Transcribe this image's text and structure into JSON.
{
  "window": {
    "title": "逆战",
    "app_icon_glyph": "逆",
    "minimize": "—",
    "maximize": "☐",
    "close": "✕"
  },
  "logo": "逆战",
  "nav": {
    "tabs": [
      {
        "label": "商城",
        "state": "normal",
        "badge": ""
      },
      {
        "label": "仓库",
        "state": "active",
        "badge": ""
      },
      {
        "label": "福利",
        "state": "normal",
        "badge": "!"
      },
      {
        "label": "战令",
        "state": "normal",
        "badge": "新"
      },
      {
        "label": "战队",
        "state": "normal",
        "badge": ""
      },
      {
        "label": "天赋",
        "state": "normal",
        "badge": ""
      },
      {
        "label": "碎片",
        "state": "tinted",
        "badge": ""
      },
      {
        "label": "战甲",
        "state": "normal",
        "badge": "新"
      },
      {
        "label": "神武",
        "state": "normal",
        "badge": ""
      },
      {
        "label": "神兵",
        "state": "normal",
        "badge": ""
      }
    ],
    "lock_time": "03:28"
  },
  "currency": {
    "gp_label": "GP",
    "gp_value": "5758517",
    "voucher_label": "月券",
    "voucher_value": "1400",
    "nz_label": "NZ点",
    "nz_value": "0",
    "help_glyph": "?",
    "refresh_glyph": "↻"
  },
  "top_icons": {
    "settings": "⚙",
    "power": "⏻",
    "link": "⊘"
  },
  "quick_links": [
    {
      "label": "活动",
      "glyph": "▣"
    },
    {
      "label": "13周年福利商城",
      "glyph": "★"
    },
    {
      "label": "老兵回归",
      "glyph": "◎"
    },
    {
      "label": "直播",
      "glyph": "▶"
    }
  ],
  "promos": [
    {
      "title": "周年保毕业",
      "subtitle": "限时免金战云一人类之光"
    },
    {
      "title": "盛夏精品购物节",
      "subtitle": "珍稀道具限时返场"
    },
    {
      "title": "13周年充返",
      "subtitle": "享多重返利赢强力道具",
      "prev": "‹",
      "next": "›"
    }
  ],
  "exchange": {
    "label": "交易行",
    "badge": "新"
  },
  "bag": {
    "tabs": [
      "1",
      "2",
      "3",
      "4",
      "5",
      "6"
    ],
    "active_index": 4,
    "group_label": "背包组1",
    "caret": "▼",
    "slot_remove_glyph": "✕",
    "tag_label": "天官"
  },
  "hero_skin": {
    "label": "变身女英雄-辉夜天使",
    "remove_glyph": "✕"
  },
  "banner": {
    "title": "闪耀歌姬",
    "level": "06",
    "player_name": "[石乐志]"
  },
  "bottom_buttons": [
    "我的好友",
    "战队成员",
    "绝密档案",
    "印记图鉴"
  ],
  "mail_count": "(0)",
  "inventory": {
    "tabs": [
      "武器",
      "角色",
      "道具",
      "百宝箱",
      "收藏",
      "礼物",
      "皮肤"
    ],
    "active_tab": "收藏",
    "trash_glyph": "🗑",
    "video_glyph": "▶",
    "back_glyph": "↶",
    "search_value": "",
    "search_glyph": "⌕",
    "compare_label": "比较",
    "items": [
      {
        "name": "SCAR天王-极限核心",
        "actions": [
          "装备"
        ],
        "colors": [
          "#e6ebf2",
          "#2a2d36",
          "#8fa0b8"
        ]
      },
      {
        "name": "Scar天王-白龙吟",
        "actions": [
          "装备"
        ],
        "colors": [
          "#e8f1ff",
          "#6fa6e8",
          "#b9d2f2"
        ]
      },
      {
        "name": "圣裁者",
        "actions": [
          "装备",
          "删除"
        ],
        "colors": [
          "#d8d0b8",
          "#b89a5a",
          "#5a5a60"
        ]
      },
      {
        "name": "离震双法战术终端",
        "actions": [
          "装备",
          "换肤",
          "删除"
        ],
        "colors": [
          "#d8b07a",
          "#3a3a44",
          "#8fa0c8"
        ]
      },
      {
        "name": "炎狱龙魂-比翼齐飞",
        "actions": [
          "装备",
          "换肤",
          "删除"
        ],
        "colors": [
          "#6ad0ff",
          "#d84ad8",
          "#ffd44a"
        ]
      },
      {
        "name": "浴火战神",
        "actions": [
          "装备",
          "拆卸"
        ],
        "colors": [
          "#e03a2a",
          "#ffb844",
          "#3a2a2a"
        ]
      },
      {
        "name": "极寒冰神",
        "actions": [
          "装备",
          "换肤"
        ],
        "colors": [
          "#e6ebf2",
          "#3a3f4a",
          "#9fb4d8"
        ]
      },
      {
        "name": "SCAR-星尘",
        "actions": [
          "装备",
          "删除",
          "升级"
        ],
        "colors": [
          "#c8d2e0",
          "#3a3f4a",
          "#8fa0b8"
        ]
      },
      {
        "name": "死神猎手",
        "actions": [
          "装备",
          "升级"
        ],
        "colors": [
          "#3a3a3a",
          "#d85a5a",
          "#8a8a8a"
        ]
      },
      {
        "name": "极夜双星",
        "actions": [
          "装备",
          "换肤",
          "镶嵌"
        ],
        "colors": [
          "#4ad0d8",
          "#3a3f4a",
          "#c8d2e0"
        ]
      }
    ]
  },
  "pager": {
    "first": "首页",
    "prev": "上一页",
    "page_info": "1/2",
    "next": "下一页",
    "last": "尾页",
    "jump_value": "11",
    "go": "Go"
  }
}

━━━━━━━━━━━━━━━━━━━━

_THE TASK_
Identify how many lines in the entries above contain the word "subtitle" and provide only that figure.

_WRITTEN SOLUTION_
3